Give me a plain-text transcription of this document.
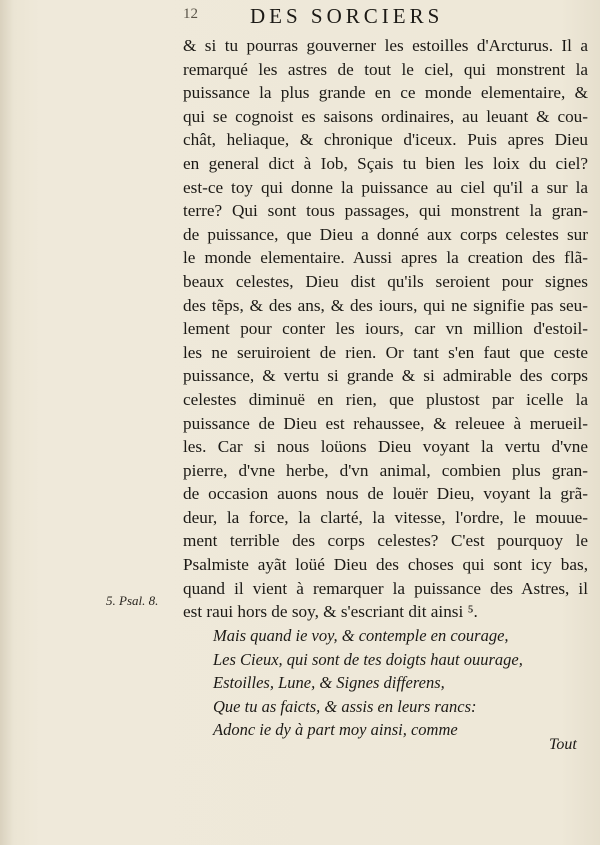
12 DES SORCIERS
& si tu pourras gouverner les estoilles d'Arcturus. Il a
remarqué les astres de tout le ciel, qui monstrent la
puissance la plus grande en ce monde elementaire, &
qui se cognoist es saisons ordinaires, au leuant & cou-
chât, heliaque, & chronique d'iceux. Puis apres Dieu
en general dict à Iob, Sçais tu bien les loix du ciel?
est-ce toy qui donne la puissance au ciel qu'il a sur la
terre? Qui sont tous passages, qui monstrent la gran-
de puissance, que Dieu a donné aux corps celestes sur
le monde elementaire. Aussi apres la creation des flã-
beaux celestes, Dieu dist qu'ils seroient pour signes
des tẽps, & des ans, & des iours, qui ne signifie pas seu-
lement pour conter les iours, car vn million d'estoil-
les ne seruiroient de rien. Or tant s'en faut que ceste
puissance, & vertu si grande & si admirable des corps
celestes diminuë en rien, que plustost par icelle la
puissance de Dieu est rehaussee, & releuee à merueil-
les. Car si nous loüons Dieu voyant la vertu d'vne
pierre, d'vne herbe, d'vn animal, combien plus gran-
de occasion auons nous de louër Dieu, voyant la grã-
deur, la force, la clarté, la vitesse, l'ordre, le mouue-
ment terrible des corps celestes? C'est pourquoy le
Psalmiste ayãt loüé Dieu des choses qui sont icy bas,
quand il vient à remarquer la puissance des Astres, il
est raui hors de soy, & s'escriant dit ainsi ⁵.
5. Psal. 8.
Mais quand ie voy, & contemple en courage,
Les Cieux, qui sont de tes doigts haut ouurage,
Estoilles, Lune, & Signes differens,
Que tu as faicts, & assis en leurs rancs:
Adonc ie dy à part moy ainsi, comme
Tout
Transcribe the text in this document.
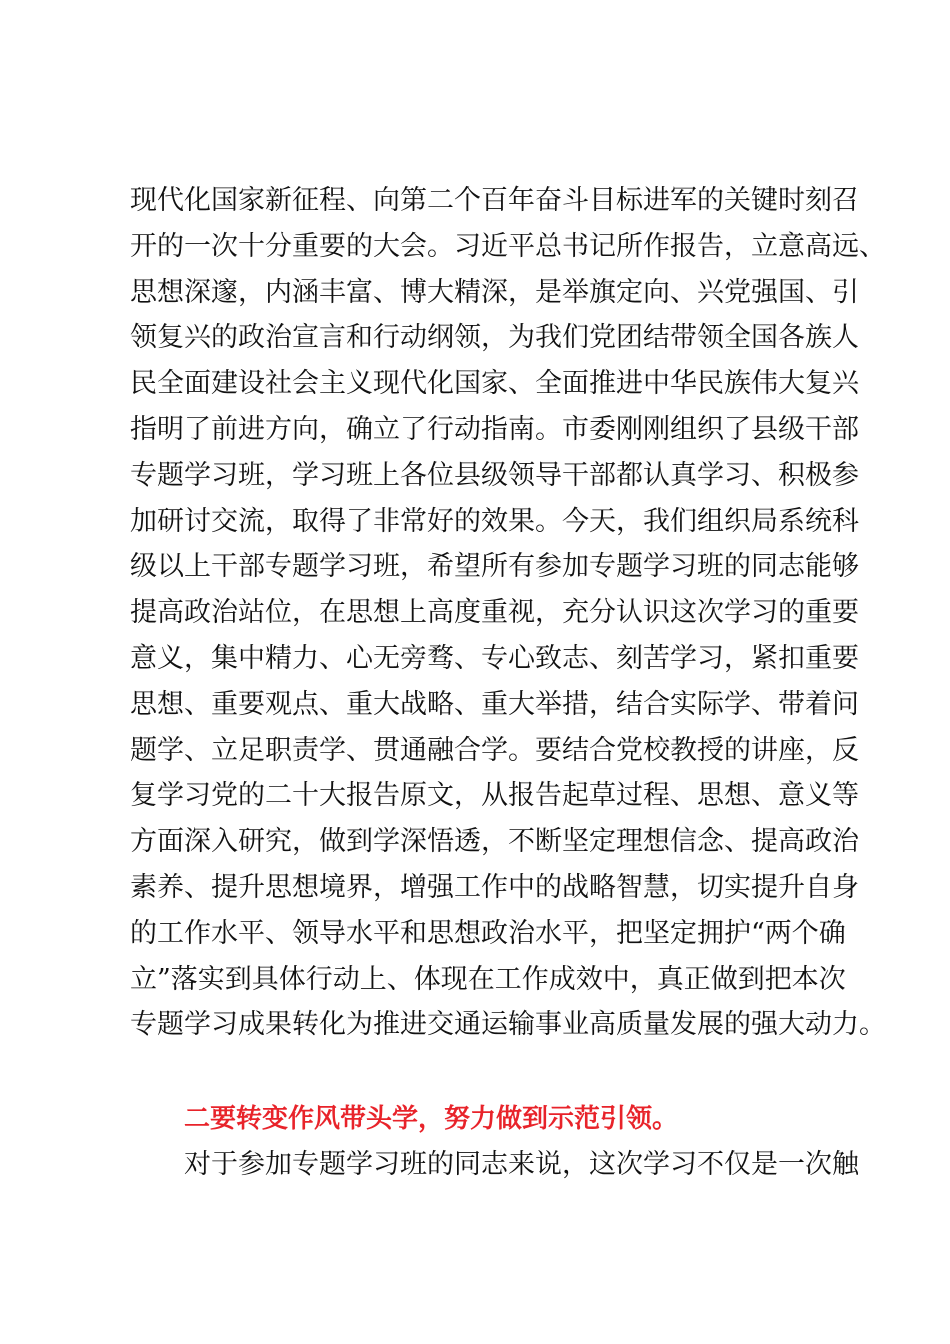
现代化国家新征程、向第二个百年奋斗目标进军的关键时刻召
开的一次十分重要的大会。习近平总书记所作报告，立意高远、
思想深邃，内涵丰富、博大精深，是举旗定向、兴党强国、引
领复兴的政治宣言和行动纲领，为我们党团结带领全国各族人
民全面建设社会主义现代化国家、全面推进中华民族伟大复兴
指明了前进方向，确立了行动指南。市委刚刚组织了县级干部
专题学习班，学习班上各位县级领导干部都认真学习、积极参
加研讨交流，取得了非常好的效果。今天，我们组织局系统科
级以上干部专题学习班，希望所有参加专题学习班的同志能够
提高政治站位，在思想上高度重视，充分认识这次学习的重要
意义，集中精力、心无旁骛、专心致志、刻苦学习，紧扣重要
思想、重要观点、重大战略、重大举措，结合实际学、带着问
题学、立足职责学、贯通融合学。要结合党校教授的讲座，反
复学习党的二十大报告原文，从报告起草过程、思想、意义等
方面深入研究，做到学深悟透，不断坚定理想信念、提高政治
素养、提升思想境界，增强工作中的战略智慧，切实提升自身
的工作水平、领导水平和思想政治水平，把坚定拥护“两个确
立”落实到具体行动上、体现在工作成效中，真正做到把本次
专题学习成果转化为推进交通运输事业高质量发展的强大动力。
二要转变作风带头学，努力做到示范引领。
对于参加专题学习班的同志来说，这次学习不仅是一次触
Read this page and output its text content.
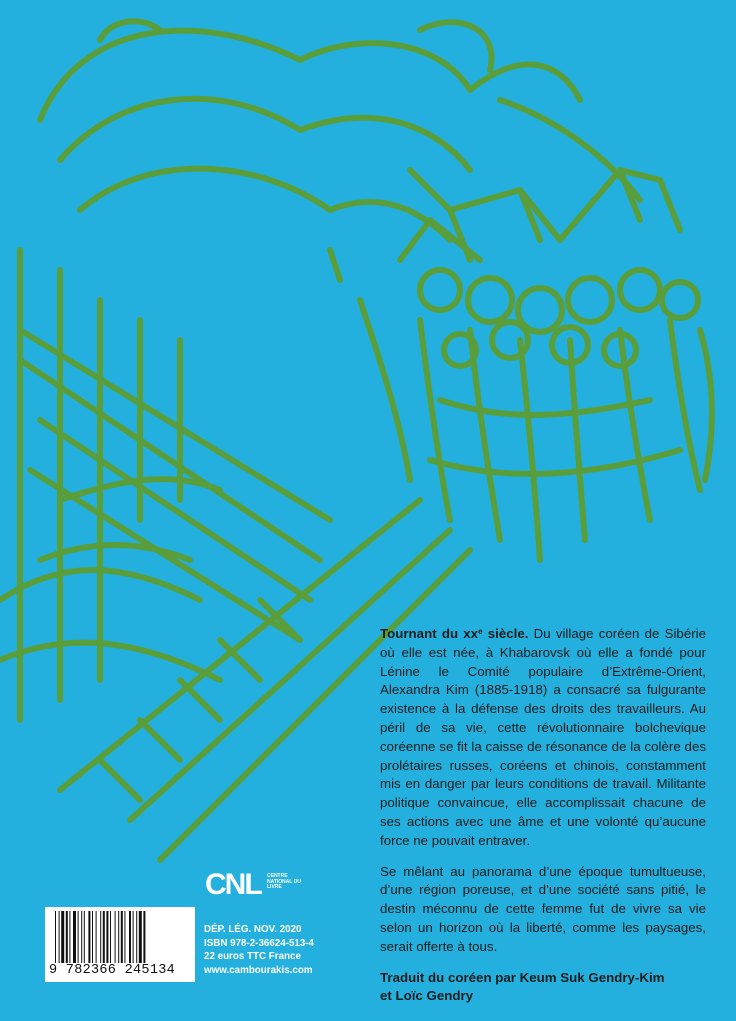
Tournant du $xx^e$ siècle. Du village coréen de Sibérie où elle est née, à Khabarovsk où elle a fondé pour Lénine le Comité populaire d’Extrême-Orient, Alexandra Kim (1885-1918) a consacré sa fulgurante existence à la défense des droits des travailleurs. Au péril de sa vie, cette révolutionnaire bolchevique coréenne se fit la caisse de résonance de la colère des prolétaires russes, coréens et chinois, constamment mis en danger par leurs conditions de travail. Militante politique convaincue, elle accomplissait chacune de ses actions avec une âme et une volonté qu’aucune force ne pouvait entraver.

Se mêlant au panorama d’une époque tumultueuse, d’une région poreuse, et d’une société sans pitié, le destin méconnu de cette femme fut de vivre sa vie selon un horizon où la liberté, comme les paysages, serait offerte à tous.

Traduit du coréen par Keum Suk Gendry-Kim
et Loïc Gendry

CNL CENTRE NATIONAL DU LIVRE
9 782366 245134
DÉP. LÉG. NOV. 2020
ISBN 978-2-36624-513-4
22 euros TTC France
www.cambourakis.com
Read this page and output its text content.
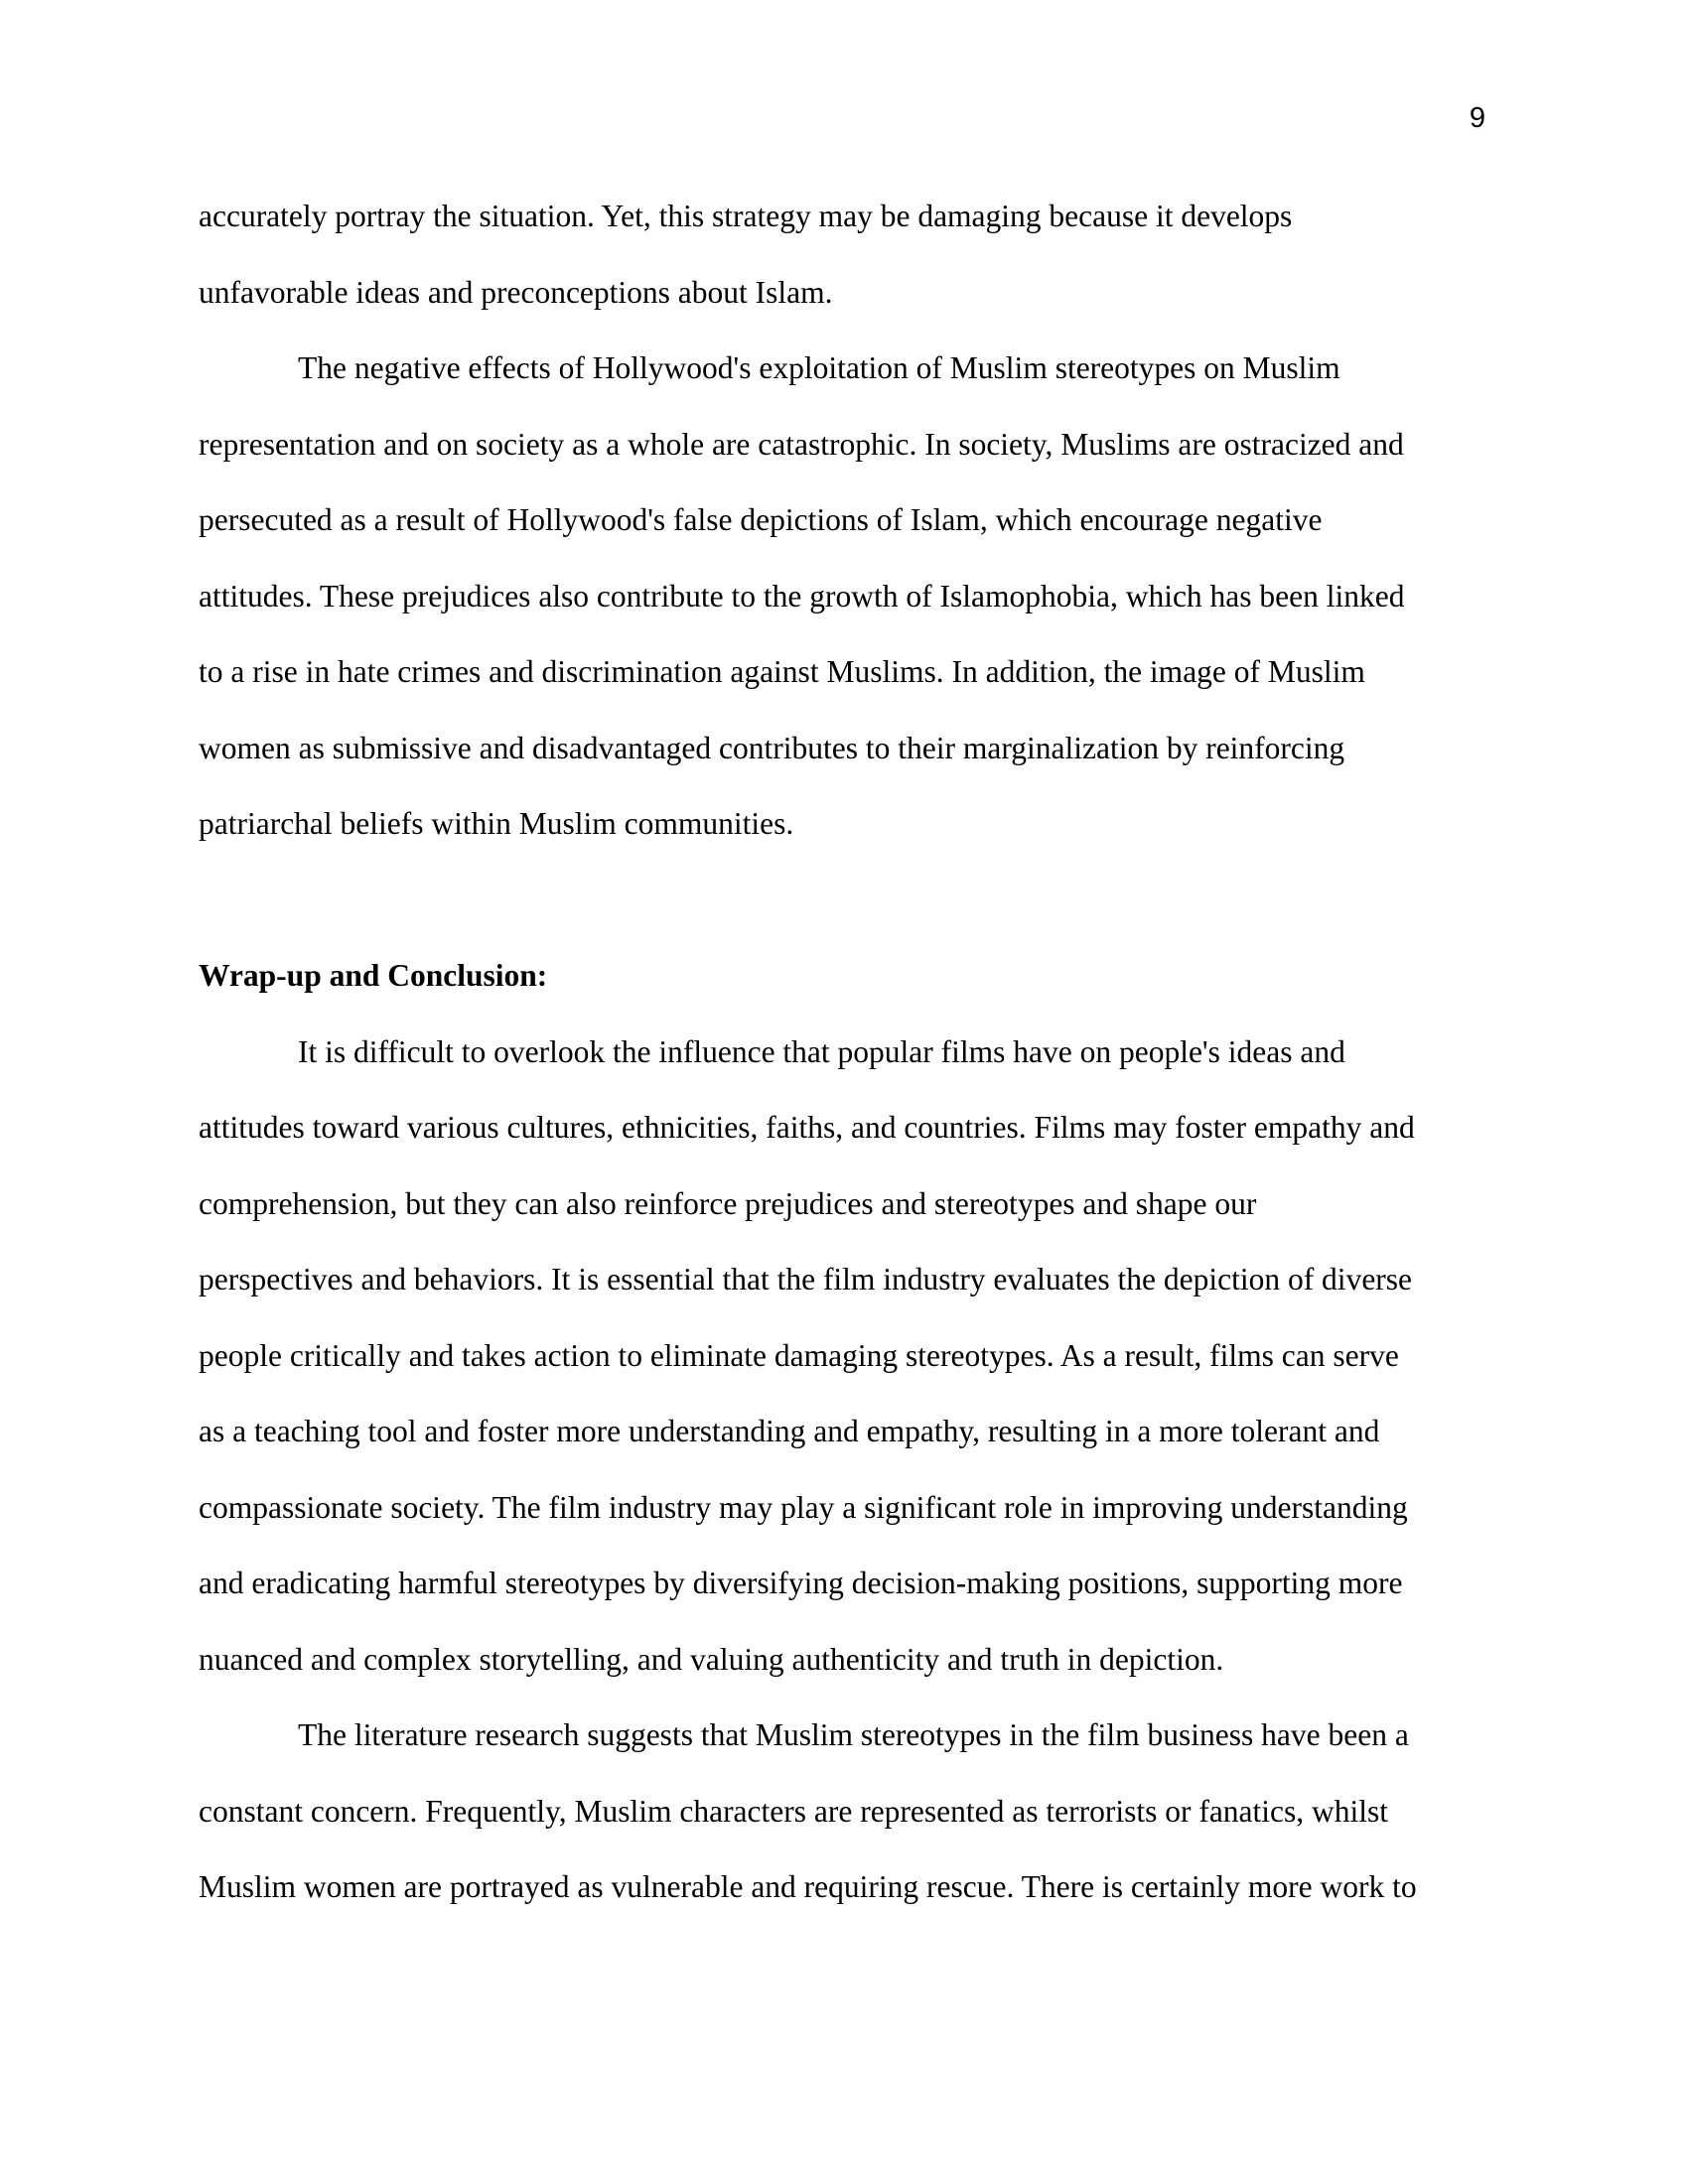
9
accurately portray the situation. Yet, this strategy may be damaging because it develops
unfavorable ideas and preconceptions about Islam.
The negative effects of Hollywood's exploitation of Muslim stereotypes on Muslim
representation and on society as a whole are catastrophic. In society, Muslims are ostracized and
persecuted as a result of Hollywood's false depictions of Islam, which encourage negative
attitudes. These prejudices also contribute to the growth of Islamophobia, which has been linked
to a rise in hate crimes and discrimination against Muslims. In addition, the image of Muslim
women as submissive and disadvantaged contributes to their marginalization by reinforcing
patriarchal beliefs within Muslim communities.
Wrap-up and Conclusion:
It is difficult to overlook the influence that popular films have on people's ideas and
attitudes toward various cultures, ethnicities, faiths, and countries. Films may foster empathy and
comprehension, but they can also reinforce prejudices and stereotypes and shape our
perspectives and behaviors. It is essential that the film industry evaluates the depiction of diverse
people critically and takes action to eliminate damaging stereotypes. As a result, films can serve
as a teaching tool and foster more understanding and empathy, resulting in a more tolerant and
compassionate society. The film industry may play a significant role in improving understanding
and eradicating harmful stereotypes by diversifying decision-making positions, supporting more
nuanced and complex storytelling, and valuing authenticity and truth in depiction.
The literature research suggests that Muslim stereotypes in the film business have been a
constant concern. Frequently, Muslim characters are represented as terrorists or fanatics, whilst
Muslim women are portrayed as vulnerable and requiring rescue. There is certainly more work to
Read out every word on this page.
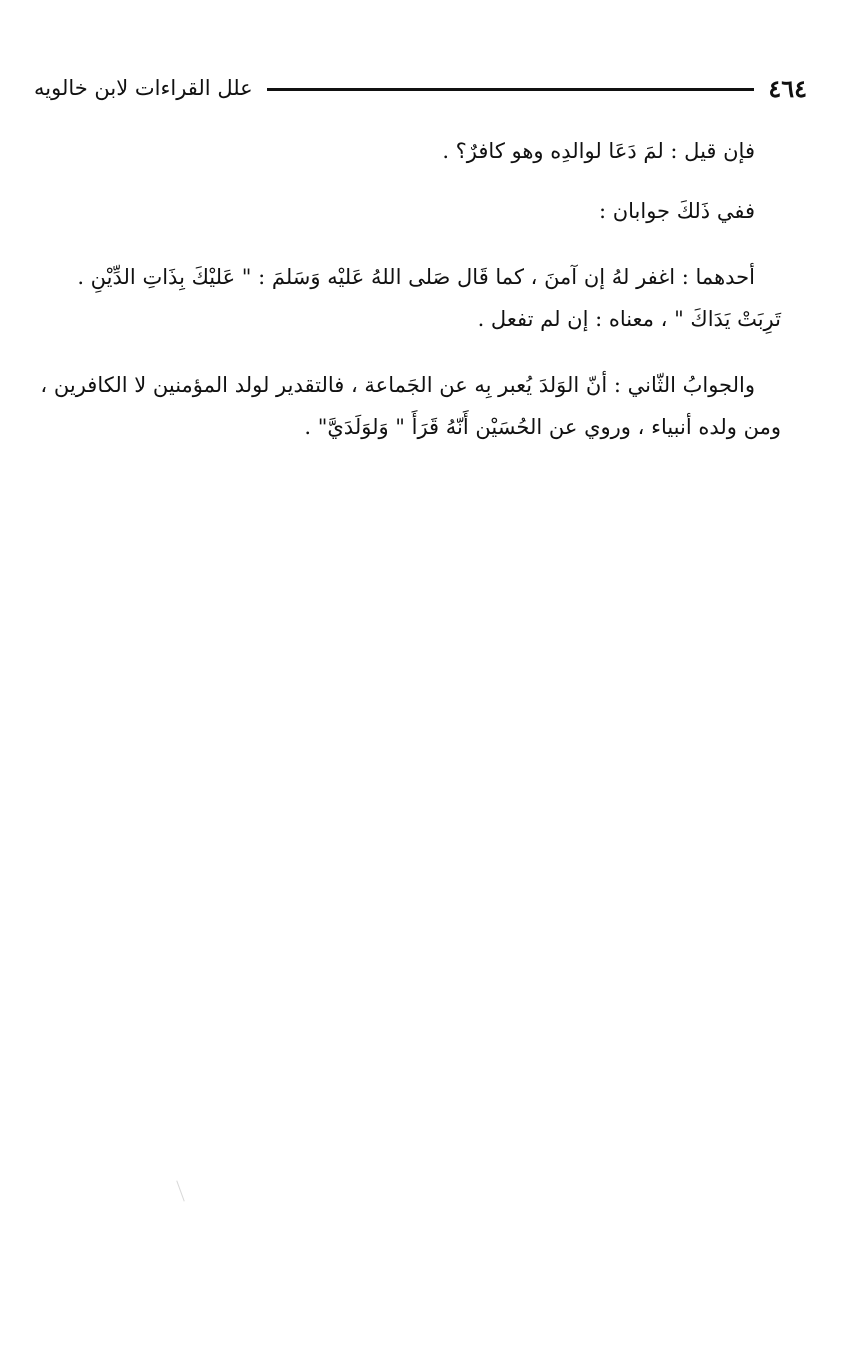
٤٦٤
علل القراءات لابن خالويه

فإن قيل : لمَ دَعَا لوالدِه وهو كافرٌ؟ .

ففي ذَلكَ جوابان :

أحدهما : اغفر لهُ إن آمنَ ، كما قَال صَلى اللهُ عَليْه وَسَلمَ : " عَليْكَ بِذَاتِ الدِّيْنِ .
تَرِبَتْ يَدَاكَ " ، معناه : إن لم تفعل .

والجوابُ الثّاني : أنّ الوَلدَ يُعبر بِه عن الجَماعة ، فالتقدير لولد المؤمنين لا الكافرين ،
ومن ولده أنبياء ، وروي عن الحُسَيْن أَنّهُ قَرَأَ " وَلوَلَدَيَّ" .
____
▶ [WHAT YOU HAVE TO DO] Gather each line in the data that holds the string "prejudices".

▶ [ANSWER TO THIS TASK]
attitudes. These prejudices also contribute to the growth of Islamophobia, which has been linked
comprehension, but they can also reinforce prejudices and stereotypes and shape our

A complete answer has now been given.